* start Working data *

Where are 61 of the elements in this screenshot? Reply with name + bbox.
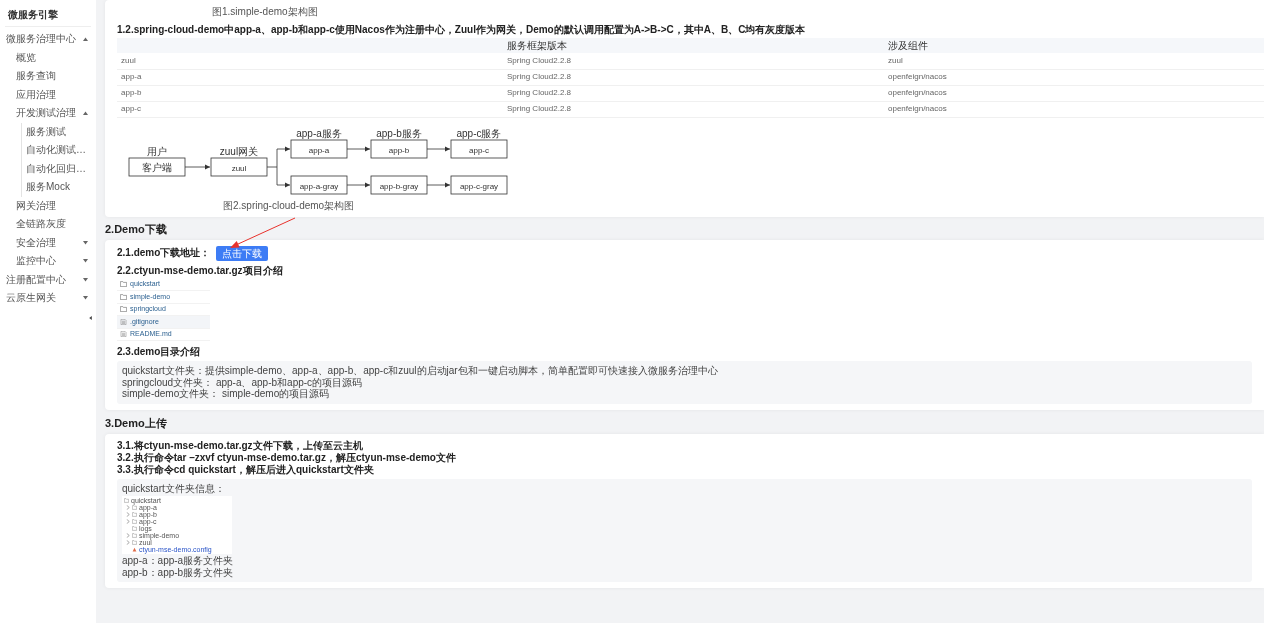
step-text: 3.2.执行命令tar –zxvf ctyun-mse-demo.tar.gz，解压ctyun-mse-demo文件 — [117, 451, 457, 464]
description-line: app-b：app-b服务文件夹 — [122, 566, 235, 579]
description-line: app-a：app-a服务文件夹 — [122, 555, 235, 567]
node-title: app-a服务 — [296, 127, 342, 139]
table-cell: openfeign/nacos — [884, 101, 1264, 117]
section-heading: 2.3.demo目录介绍 — [117, 346, 202, 359]
section-heading: 1.2.spring-cloud-demo中app-a、app-b和app-c使用Nacos作为注册中心，Zuul作为网关，Demo的默认调用配置为A->B->C，其中A、B、C均有灰度版本 — [117, 24, 807, 36]
table-cell: zuul — [884, 53, 1264, 69]
table-cell: Spring Cloud2.2.8 — [503, 85, 884, 101]
diagram-node: zuul — [210, 157, 268, 176]
diagram-node: app-a-gray — [290, 175, 348, 194]
sidebar-item[interactable]: 服务查询 — [0, 67, 96, 86]
diagram-node: app-c-gray — [450, 175, 508, 194]
column-header: 涉及组件 — [884, 38, 1264, 53]
section-heading: 2.2.ctyun-mse-demo.tar.gz项目介绍 — [117, 264, 284, 277]
sidebar-item[interactable]: 开发测试治理 — [0, 104, 96, 123]
sidebar-item[interactable]: 应用治理 — [0, 85, 96, 104]
download-button[interactable]: 点击下载 — [216, 245, 269, 261]
diagram-node: app-a — [290, 139, 348, 158]
step-text: 3.3.执行命令cd quickstart，解压后进入quickstart文件夹 — [117, 463, 375, 476]
sidebar-item[interactable]: 监控中心 — [0, 252, 96, 271]
table-cell: app-b — [117, 85, 503, 101]
description-line: quickstart文件夹：提供simple-demo、app-a、app-b、app-c和zuul的启动jar包和一键启动脚本，简单配置即可快速接入微服务治理中心 — [122, 365, 719, 377]
sidebar-item[interactable]: 全链路灰度 — [0, 215, 96, 234]
diagram-node: app-c — [450, 139, 508, 158]
diagram-node: app-b — [370, 139, 428, 158]
sidebar-item[interactable]: 服务测试 — [22, 122, 96, 141]
node-title: zuul网关 — [219, 145, 259, 157]
column-header: 服务框架版本 — [503, 38, 884, 53]
sidebar-item[interactable]: 微服务治理中心 — [0, 30, 96, 49]
sidebar-item[interactable]: 网关治理 — [0, 196, 96, 215]
app-title: 微服务引擎 — [7, 9, 59, 22]
table-cell: openfeign/nacos — [884, 69, 1264, 85]
description-line: springcloud文件夹： app-a、app-b和app-c的项目源码 — [122, 376, 364, 389]
step-text: 3.1.将ctyun-mse-demo.tar.gz文件下载，上传至云主机 — [117, 439, 364, 452]
node-title: 用户 — [147, 145, 167, 157]
sidebar-item[interactable]: 云原生网关 — [0, 289, 96, 308]
table-cell: app-a — [117, 69, 503, 85]
table-cell: Spring Cloud2.2.8 — [503, 69, 884, 85]
sidebar-item[interactable]: 安全治理 — [0, 233, 96, 252]
table-cell: Spring Cloud2.2.8 — [503, 101, 884, 117]
sidebar-item[interactable]: 注册配置中心 — [0, 270, 96, 289]
info-title: quickstart文件夹信息： — [122, 482, 226, 495]
sidebar-item[interactable]: 自动化测试… — [22, 141, 96, 160]
table-cell: app-c — [117, 101, 503, 117]
table-cell: zuul — [117, 53, 503, 69]
figure-caption: 图1.simple-demo架构图 — [212, 6, 319, 18]
node-title: app-b服务 — [376, 127, 422, 139]
sidebar-item[interactable]: 服务Mock — [22, 178, 96, 197]
description-line: simple-demo文件夹： simple-demo的项目源码 — [122, 388, 330, 400]
node-title: app-c服务 — [456, 127, 502, 139]
table-cell: openfeign/nacos — [884, 85, 1264, 101]
sidebar-item[interactable]: 概览 — [0, 48, 96, 67]
figure-caption: 图2.spring-cloud-demo架构图 — [223, 199, 356, 212]
section-title: 2.Demo下载 — [105, 222, 168, 236]
sidebar-item[interactable]: 自动化回归… — [22, 159, 96, 178]
download-label: 2.1.demo下载地址： — [117, 247, 211, 260]
section-title: 3.Demo上传 — [105, 416, 168, 430]
diagram-node: app-b-gray — [370, 175, 428, 194]
diagram-node: 客户端 — [128, 157, 186, 176]
table-cell: Spring Cloud2.2.8 — [503, 53, 884, 69]
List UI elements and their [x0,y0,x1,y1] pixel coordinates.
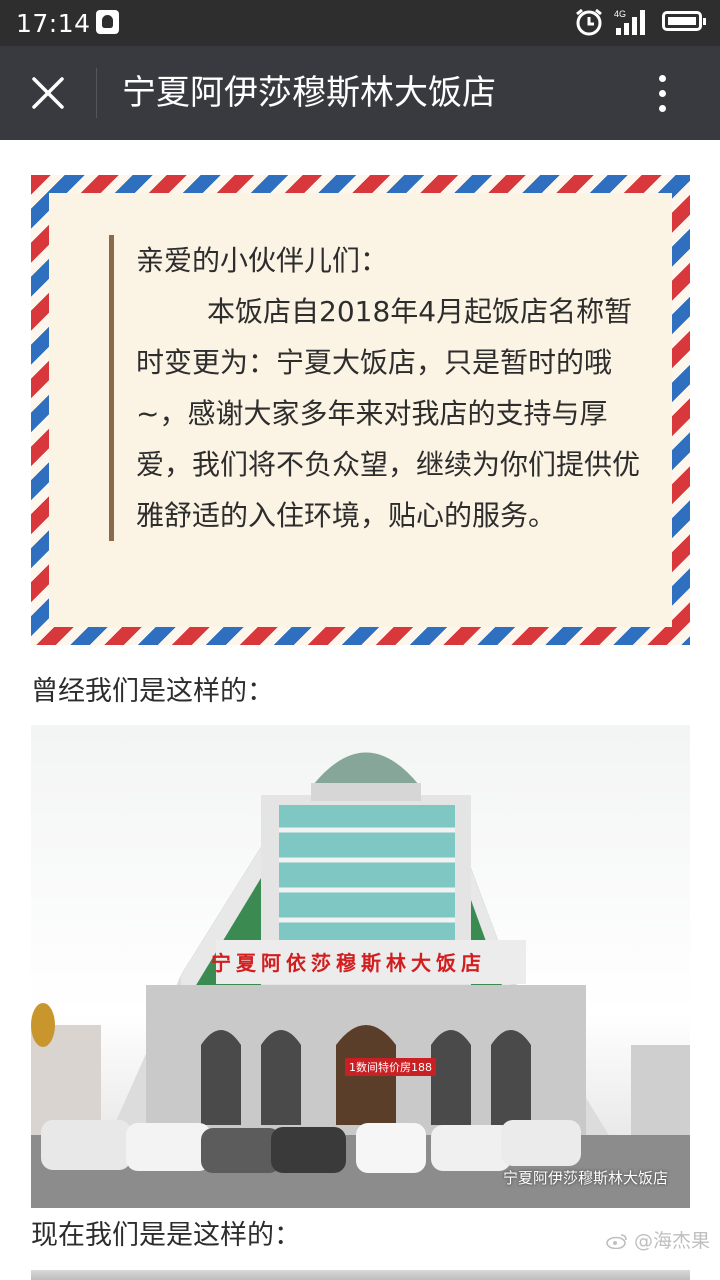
status-bar: 17:14 4G [0,0,720,46]
notice-letter: 亲爱的小伙伴儿们： 本饭店自2018年4月起饭店名称暂时变更为：宁夏大饭店，只是… [109,235,646,541]
weibo-handle: @海杰果 [634,1230,711,1252]
signal-icon: 4G [614,9,645,35]
weibo-watermark: @海杰果 [606,1226,710,1253]
battery-icon [662,11,706,31]
hotel-photo-before[interactable]: 宁夏阿依莎穆斯林大饭店 1数间特价房188 宁夏阿伊莎穆斯林大饭店 [31,725,690,1208]
notification-icon [96,10,119,34]
svg-text:4G: 4G [614,9,626,19]
envelope-notice: 亲爱的小伙伴儿们： 本饭店自2018年4月起饭店名称暂时变更为：宁夏大饭店，只是… [31,175,690,645]
photo-banner: 1数间特价房188 [345,1058,436,1076]
photo-watermark: 宁夏阿伊莎穆斯林大饭店 [502,1169,668,1187]
article-content: 亲爱的小伙伴儿们： 本饭店自2018年4月起饭店名称暂时变更为：宁夏大饭店，只是… [0,140,720,1280]
status-time: 17:14 [16,9,91,38]
caption-before: 曾经我们是这样的： [31,676,274,707]
caption-after: 现在我们是是这样的： [31,1220,301,1251]
weibo-icon [606,1234,627,1249]
nav-divider [96,68,97,118]
more-vertical-icon[interactable] [648,70,678,118]
letter-greeting: 亲爱的小伙伴儿们： [136,244,389,277]
alarm-icon [576,8,602,36]
photo-hotel-sign: 宁夏阿依莎穆斯林大饭店 [211,951,486,975]
hotel-photo-after[interactable] [31,1270,690,1280]
envelope-paper: 亲爱的小伙伴儿们： 本饭店自2018年4月起饭店名称暂时变更为：宁夏大饭店，只是… [49,193,672,627]
letter-body: 本饭店自2018年4月起饭店名称暂时变更为：宁夏大饭店，只是暂时的哦~，感谢大家… [136,295,641,532]
close-icon[interactable] [28,73,68,113]
page-title: 宁夏阿伊莎穆斯林大饭店 [122,73,496,113]
title-bar: 宁夏阿伊莎穆斯林大饭店 [0,46,720,140]
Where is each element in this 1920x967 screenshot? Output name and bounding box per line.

* end Working data *

Brief:
Write out the stretch of data from the line containing "step-text: 3.2.执行命令tar –zxvf" through the line containing "diagram-node: app-c-gray —", with both of those lines included.

Written reply:
step-text: 3.2.执行命令tar –zxvf ctyun-mse-demo.tar.gz，解压ctyun-mse-demo文件 — [117, 451, 457, 464]
description-line: app-b：app-b服务文件夹 — [122, 566, 235, 579]
description-line: app-a：app-a服务文件夹 — [122, 555, 235, 567]
node-title: app-a服务 — [296, 127, 342, 139]
table-cell: openfeign/nacos — [884, 101, 1264, 117]
section-heading: 2.3.demo目录介绍 — [117, 346, 202, 359]
section-heading: 1.2.spring-cloud-demo中app-a、app-b和app-c使用Nacos作为注册中心，Zuul作为网关，Demo的默认调用配置为A->B->C，其中A、B、C均有灰度版本 — [117, 24, 807, 36]
table-cell: zuul — [884, 53, 1264, 69]
table-cell: Spring Cloud2.2.8 — [503, 85, 884, 101]
diagram-node: zuul — [210, 157, 268, 176]
diagram-node: app-a-gray — [290, 175, 348, 194]
sidebar-item[interactable]: 服务查询 — [0, 67, 96, 86]
diagram-node: app-c-gray — [450, 175, 508, 194]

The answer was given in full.